Dataset items
========
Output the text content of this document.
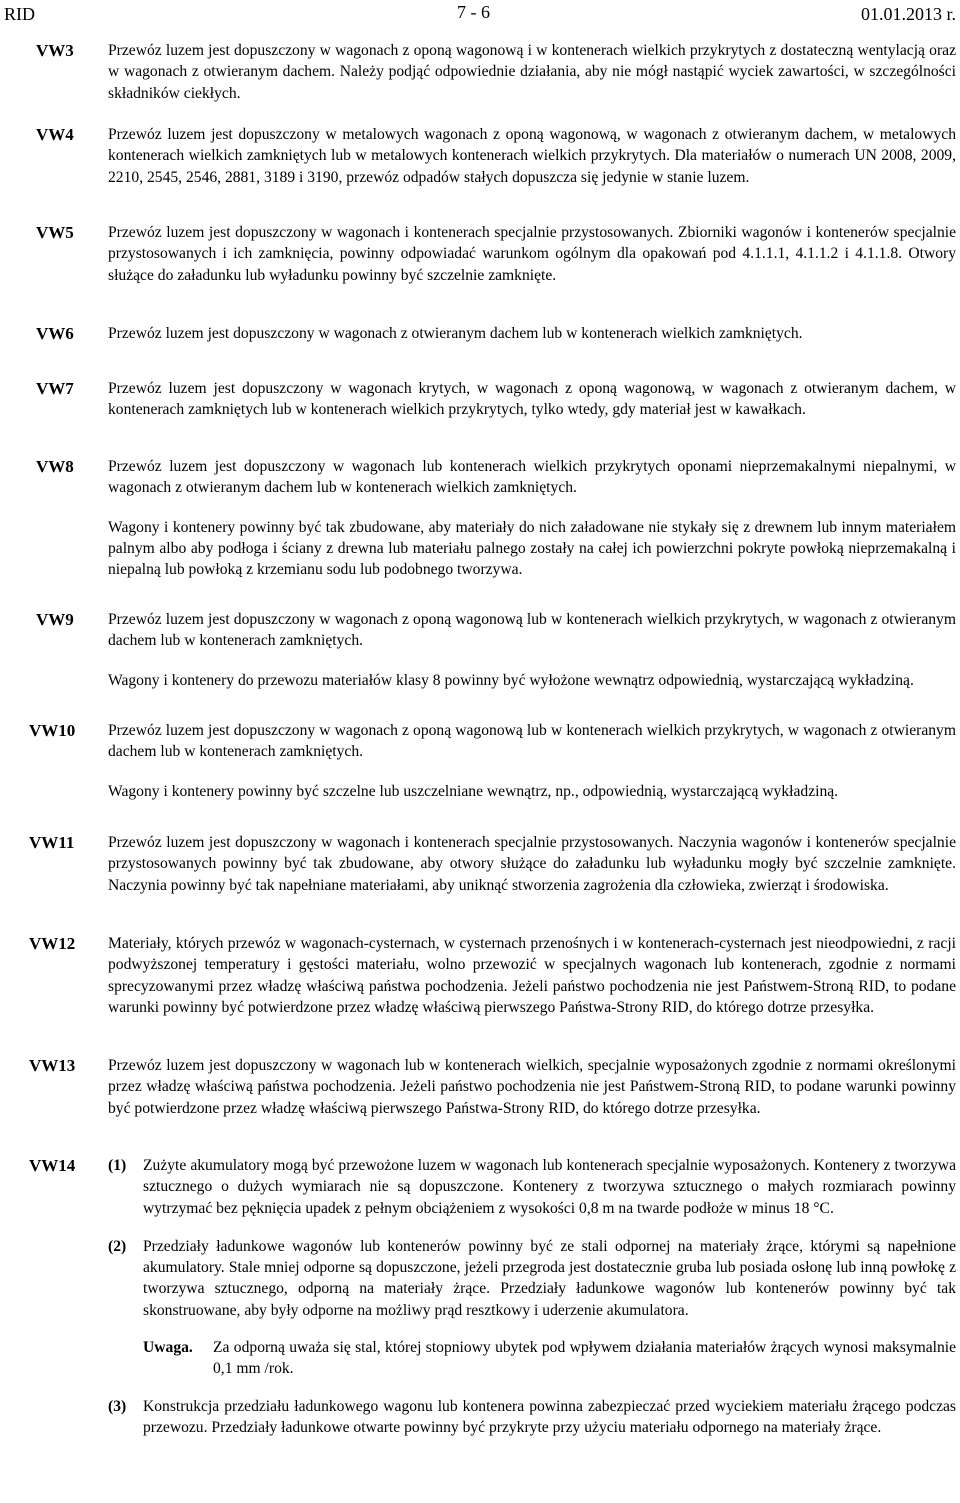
RID	7 - 6	01.01.2013 r.
VW3 Przewóz luzem jest dopuszczony w wagonach z oponą wagonową i w kontenerach wielkich przykrytych z dostateczną wentylacją oraz w wagonach z otwieranym dachem. Należy podjąć odpowiednie działania, aby nie mógł nastąpić wyciek zawartości, w szczególności składników ciekłych.

VW4 Przewóz luzem jest dopuszczony w metalowych wagonach z oponą wagonową, w wagonach z otwieranym dachem, w metalowych kontenerach wielkich zamkniętych lub w metalowych kontenerach wielkich przykrytych. Dla materiałów o numerach UN 2008, 2009, 2210, 2545, 2546, 2881, 3189 i 3190, przewóz odpadów stałych dopuszcza się jedynie w stanie luzem.

VW5 Przewóz luzem jest dopuszczony w wagonach i kontenerach specjalnie przystosowanych. Zbiorniki wagonów i kontenerów specjalnie przystosowanych i ich zamknięcia, powinny odpowiadać warunkom ogólnym dla opakowań pod 4.1.1.1, 4.1.1.2 i 4.1.1.8. Otwory służące do załadunku lub wyładunku powinny być szczelnie zamknięte.

VW6 Przewóz luzem jest dopuszczony w wagonach z otwieranym dachem lub w kontenerach wielkich zamkniętych.

VW7 Przewóz luzem jest dopuszczony w wagonach krytych, w wagonach z oponą wagonową, w wagonach z otwieranym dachem, w kontenerach zamkniętych lub w kontenerach wielkich przykrytych, tylko wtedy, gdy materiał jest w kawałkach.

VW8 Przewóz luzem jest dopuszczony w wagonach lub kontenerach wielkich przykrytych oponami nieprzemakalnymi niepalnymi, w wagonach z otwieranym dachem lub w kontenerach wielkich zamkniętych.

Wagony i kontenery powinny być tak zbudowane, aby materiały do nich załadowane nie stykały się z drewnem lub innym materiałem palnym albo aby podłoga i ściany z drewna lub materiału palnego zostały na całej ich powierzchni pokryte powłoką nieprzemakalną i niepalną lub powłoką z krzemianu sodu lub podobnego tworzywa.

VW9 Przewóz luzem jest dopuszczony w wagonach z oponą wagonową lub w kontenerach wielkich przykrytych, w wagonach z otwieranym dachem lub w kontenerach zamkniętych.

Wagony i kontenery do przewozu materiałów klasy 8 powinny być wyłożone wewnątrz odpowiednią, wystarczającą wykładziną.

VW10 Przewóz luzem jest dopuszczony w wagonach z oponą wagonową lub w kontenerach wielkich przykrytych, w wagonach z otwieranym dachem lub w kontenerach zamkniętych.

Wagony i kontenery powinny być szczelne lub uszczelniane wewnątrz, np., odpowiednią, wystarczającą wykładziną.

VW11 Przewóz luzem jest dopuszczony w wagonach i kontenerach specjalnie przystosowanych. Naczynia wagonów i kontenerów specjalnie przystosowanych powinny być tak zbudowane, aby otwory służące do załadunku lub wyładunku mogły być szczelnie zamknięte. Naczynia powinny być tak napełniane materiałami, aby uniknąć stworzenia zagrożenia dla człowieka, zwierząt i środowiska.

VW12 Materiały, których przewóz w wagonach-cysternach, w cysternach przenośnych i w kontenerach-cysternach jest nieodpowiedni, z racji podwyższonej temperatury i gęstości materiału, wolno przewozić w specjalnych wagonach lub kontenerach, zgodnie z normami sprecyzowanymi przez władzę właściwą państwa pochodzenia. Jeżeli państwo pochodzenia nie jest Państwem-Stroną RID, to podane warunki powinny być potwierdzone przez władzę właściwą pierwszego Państwa-Strony RID, do którego dotrze przesyłka.

VW13 Przewóz luzem jest dopuszczony w wagonach lub w kontenerach wielkich, specjalnie wyposażonych zgodnie z normami określonymi przez władzę właściwą państwa pochodzenia. Jeżeli państwo pochodzenia nie jest Państwem-Stroną RID, to podane warunki powinny być potwierdzone przez władzę właściwą pierwszego Państwa-Strony RID, do którego dotrze przesyłka.

VW14 (1) Zużyte akumulatory mogą być przewożone luzem w wagonach lub kontenerach specjalnie wyposażonych. Kontenery z tworzywa sztucznego o dużych wymiarach nie są dopuszczone. Kontenery z tworzywa sztucznego o małych rozmiarach powinny wytrzymać bez pęknięcia upadek z pełnym obciążeniem z wysokości 0,8 m na twarde podłoże w minus 18 °C.
(2) Przedziały ładunkowe wagonów lub kontenerów powinny być ze stali odpornej na materiały żrące, którymi są napełnione akumulatory. Stale mniej odporne są dopuszczone, jeżeli przegroda jest dostatecznie gruba lub posiada osłonę lub inną powłokę z tworzywa sztucznego, odporną na materiały żrące. Przedziały ładunkowe wagonów lub kontenerów powinny być tak skonstruowane, aby były odporne na możliwy prąd resztkowy i uderzenie akumulatora.
Uwaga. Za odporną uważa się stal, której stopniowy ubytek pod wpływem działania materiałów żrących wynosi maksymalnie 0,1 mm /rok.
(3) Konstrukcja przedziału ładunkowego wagonu lub kontenera powinna zabezpieczać przed wyciekiem materiału żrącego podczas przewozu. Przedziały ładunkowe otwarte powinny być przykryte przy użyciu materiału odpornego na materiały żrące.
========
* _SET TASK_
Restate the whole listing above exactly, except for its images.

* _SOLUTION TO THIS PROBLEM_
Output the text content of this document.
RID	7 - 6	01.01.2013 r.
VW3 Przewóz luzem jest dopuszczony w wagonach z oponą wagonową i w kontenerach wielkich przykrytych z dostateczną wentylacją oraz w wagonach z otwieranym dachem. Należy podjąć odpowiednie działania, aby nie mógł nastąpić wyciek zawartości, w szczególności składników ciekłych.

VW4 Przewóz luzem jest dopuszczony w metalowych wagonach z oponą wagonową, w wagonach z otwieranym dachem, w metalowych kontenerach wielkich zamkniętych lub w metalowych kontenerach wielkich przykrytych. Dla materiałów o numerach UN 2008, 2009, 2210, 2545, 2546, 2881, 3189 i 3190, przewóz odpadów stałych dopuszcza się jedynie w stanie luzem.

VW5 Przewóz luzem jest dopuszczony w wagonach i kontenerach specjalnie przystosowanych. Zbiorniki wagonów i kontenerów specjalnie przystosowanych i ich zamknięcia, powinny odpowiadać warunkom ogólnym dla opakowań pod 4.1.1.1, 4.1.1.2 i 4.1.1.8. Otwory służące do załadunku lub wyładunku powinny być szczelnie zamknięte.

VW6 Przewóz luzem jest dopuszczony w wagonach z otwieranym dachem lub w kontenerach wielkich zamkniętych.

VW7 Przewóz luzem jest dopuszczony w wagonach krytych, w wagonach z oponą wagonową, w wagonach z otwieranym dachem, w kontenerach zamkniętych lub w kontenerach wielkich przykrytych, tylko wtedy, gdy materiał jest w kawałkach.

VW8 Przewóz luzem jest dopuszczony w wagonach lub kontenerach wielkich przykrytych oponami nieprzemakalnymi niepalnymi, w wagonach z otwieranym dachem lub w kontenerach wielkich zamkniętych.

Wagony i kontenery powinny być tak zbudowane, aby materiały do nich załadowane nie stykały się z drewnem lub innym materiałem palnym albo aby podłoga i ściany z drewna lub materiału palnego zostały na całej ich powierzchni pokryte powłoką nieprzemakalną i niepalną lub powłoką z krzemianu sodu lub podobnego tworzywa.

VW9 Przewóz luzem jest dopuszczony w wagonach z oponą wagonową lub w kontenerach wielkich przykrytych, w wagonach z otwieranym dachem lub w kontenerach zamkniętych.

Wagony i kontenery do przewozu materiałów klasy 8 powinny być wyłożone wewnątrz odpowiednią, wystarczającą wykładziną.

VW10 Przewóz luzem jest dopuszczony w wagonach z oponą wagonową lub w kontenerach wielkich przykrytych, w wagonach z otwieranym dachem lub w kontenerach zamkniętych.

Wagony i kontenery powinny być szczelne lub uszczelniane wewnątrz, np., odpowiednią, wystarczającą wykładziną.

VW11 Przewóz luzem jest dopuszczony w wagonach i kontenerach specjalnie przystosowanych. Naczynia wagonów i kontenerów specjalnie przystosowanych powinny być tak zbudowane, aby otwory służące do załadunku lub wyładunku mogły być szczelnie zamknięte. Naczynia powinny być tak napełniane materiałami, aby uniknąć stworzenia zagrożenia dla człowieka, zwierząt i środowiska.

VW12 Materiały, których przewóz w wagonach-cysternach, w cysternach przenośnych i w kontenerach-cysternach jest nieodpowiedni, z racji podwyższonej temperatury i gęstości materiału, wolno przewozić w specjalnych wagonach lub kontenerach, zgodnie z normami sprecyzowanymi przez władzę właściwą państwa pochodzenia. Jeżeli państwo pochodzenia nie jest Państwem-Stroną RID, to podane warunki powinny być potwierdzone przez władzę właściwą pierwszego Państwa-Strony RID, do którego dotrze przesyłka.

VW13 Przewóz luzem jest dopuszczony w wagonach lub w kontenerach wielkich, specjalnie wyposażonych zgodnie z normami określonymi przez władzę właściwą państwa pochodzenia. Jeżeli państwo pochodzenia nie jest Państwem-Stroną RID, to podane warunki powinny być potwierdzone przez władzę właściwą pierwszego Państwa-Strony RID, do którego dotrze przesyłka.

VW14 (1) Zużyte akumulatory mogą być przewożone luzem w wagonach lub kontenerach specjalnie wyposażonych. Kontenery z tworzywa sztucznego o dużych wymiarach nie są dopuszczone. Kontenery z tworzywa sztucznego o małych rozmiarach powinny wytrzymać bez pęknięcia upadek z pełnym obciążeniem z wysokości 0,8 m na twarde podłoże w minus 18 °C.
(2) Przedziały ładunkowe wagonów lub kontenerów powinny być ze stali odpornej na materiały żrące, którymi są napełnione akumulatory. Stale mniej odporne są dopuszczone, jeżeli przegroda jest dostatecznie gruba lub posiada osłonę lub inną powłokę z tworzywa sztucznego, odporną na materiały żrące. Przedziały ładunkowe wagonów lub kontenerów powinny być tak skonstruowane, aby były odporne na możliwy prąd resztkowy i uderzenie akumulatora.
Uwaga. Za odporną uważa się stal, której stopniowy ubytek pod wpływem działania materiałów żrących wynosi maksymalnie 0,1 mm /rok.
(3) Konstrukcja przedziału ładunkowego wagonu lub kontenera powinna zabezpieczać przed wyciekiem materiału żrącego podczas przewozu. Przedziały ładunkowe otwarte powinny być przykryte przy użyciu materiału odpornego na materiały żrące.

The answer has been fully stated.